___ Exercise input

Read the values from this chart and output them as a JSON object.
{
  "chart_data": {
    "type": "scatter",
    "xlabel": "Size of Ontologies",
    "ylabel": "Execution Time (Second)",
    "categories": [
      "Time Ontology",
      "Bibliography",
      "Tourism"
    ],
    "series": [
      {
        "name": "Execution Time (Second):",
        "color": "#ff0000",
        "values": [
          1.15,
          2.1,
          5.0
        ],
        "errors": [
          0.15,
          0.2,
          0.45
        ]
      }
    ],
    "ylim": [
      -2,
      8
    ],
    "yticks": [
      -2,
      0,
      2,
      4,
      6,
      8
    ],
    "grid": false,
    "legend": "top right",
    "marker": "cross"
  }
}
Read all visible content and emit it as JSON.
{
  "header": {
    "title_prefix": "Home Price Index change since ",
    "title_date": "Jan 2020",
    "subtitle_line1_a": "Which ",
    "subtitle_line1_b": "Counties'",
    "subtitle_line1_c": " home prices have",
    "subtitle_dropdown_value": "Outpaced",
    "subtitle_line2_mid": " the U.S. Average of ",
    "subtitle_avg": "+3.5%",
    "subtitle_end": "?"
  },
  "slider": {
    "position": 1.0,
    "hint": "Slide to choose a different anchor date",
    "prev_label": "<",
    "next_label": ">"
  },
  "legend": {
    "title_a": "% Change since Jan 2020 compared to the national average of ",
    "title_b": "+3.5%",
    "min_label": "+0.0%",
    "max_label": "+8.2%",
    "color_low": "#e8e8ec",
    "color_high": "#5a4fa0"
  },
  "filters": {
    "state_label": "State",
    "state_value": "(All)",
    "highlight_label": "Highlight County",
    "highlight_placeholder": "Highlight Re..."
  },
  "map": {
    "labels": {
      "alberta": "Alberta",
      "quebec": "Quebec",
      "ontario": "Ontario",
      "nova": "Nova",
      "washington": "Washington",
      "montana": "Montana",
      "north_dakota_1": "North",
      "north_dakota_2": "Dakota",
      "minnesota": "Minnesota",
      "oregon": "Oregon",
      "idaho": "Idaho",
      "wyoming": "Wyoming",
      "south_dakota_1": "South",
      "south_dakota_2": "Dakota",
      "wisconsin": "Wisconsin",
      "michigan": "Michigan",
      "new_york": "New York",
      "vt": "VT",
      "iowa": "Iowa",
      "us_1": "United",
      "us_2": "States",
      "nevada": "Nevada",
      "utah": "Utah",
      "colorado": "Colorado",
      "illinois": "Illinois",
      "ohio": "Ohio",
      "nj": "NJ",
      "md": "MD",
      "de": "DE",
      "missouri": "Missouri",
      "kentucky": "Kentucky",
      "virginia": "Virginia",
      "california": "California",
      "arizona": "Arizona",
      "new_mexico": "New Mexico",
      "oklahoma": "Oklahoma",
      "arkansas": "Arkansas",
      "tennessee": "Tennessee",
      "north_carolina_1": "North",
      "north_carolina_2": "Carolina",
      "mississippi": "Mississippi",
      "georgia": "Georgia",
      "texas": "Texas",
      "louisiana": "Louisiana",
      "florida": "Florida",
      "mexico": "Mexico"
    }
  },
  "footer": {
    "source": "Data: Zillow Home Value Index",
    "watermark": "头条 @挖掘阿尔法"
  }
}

______

### Exercise details
Print the material verbatim, all of it.

### Exercise response
Read the values from this chart and output them as a JSON object.
{
  "chart_data": {
    "type": "scatter",
    "xlabel": "Size of Ontologies",
    "ylabel": "Execution Time (Second)",
    "categories": [
      "Time Ontology",
      "Bibliography",
      "Tourism"
    ],
    "series": [
      {
        "name": "Execution Time (Second):",
        "color": "#ff0000",
        "values": [
          1.15,
          2.1,
          5.0
        ],
        "errors": [
          0.15,
          0.2,
          0.45
        ]
      }
    ],
    "ylim": [
      -2,
      8
    ],
    "yticks": [
      -2,
      0,
      2,
      4,
      6,
      8
    ],
    "grid": false,
    "legend": "top right",
    "marker": "cross"
  }
}
Read all visible content and emit it as JSON.
{
  "header": {
    "title_prefix": "Home Price Index change since ",
    "title_date": "Jan 2020",
    "subtitle_line1_a": "Which ",
    "subtitle_line1_b": "Counties'",
    "subtitle_line1_c": " home prices have",
    "subtitle_dropdown_value": "Outpaced",
    "subtitle_line2_mid": " the U.S. Average of ",
    "subtitle_avg": "+3.5%",
    "subtitle_end": "?"
  },
  "slider": {
    "position": 1.0,
    "hint": "Slide to choose a different anchor date",
    "prev_label": "<",
    "next_label": ">"
  },
  "legend": {
    "title_a": "% Change since Jan 2020 compared to the national average of ",
    "title_b": "+3.5%",
    "min_label": "+0.0%",
    "max_label": "+8.2%",
    "color_low": "#e8e8ec",
    "color_high": "#5a4fa0"
  },
  "filters": {
    "state_label": "State",
    "state_value": "(All)",
    "highlight_label": "Highlight County",
    "highlight_placeholder": "Highlight Re..."
  },
  "map": {
    "labels": {
      "alberta": "Alberta",
      "quebec": "Quebec",
      "ontario": "Ontario",
      "nova": "Nova",
      "washington": "Washington",
      "montana": "Montana",
      "north_dakota_1": "North",
      "north_dakota_2": "Dakota",
      "minnesota": "Minnesota",
      "oregon": "Oregon",
      "idaho": "Idaho",
      "wyoming": "Wyoming",
      "south_dakota_1": "South",
      "south_dakota_2": "Dakota",
      "wisconsin": "Wisconsin",
      "michigan": "Michigan",
      "new_york": "New York",
      "vt": "VT",
      "iowa": "Iowa",
      "us_1": "United",
      "us_2": "States",
      "nevada": "Nevada",
      "utah": "Utah",
      "colorado": "Colorado",
      "illinois": "Illinois",
      "ohio": "Ohio",
      "nj": "NJ",
      "md": "MD",
      "de": "DE",
      "missouri": "Missouri",
      "kentucky": "Kentucky",
      "virginia": "Virginia",
      "california": "California",
      "arizona": "Arizona",
      "new_mexico": "New Mexico",
      "oklahoma": "Oklahoma",
      "arkansas": "Arkansas",
      "tennessee": "Tennessee",
      "north_carolina_1": "North",
      "north_carolina_2": "Carolina",
      "mississippi": "Mississippi",
      "georgia": "Georgia",
      "texas": "Texas",
      "louisiana": "Louisiana",
      "florida": "Florida",
      "mexico": "Mexico"
    }
  },
  "footer": {
    "source": "Data: Zillow Home Value Index",
    "watermark": "头条 @挖掘阿尔法"
  }
}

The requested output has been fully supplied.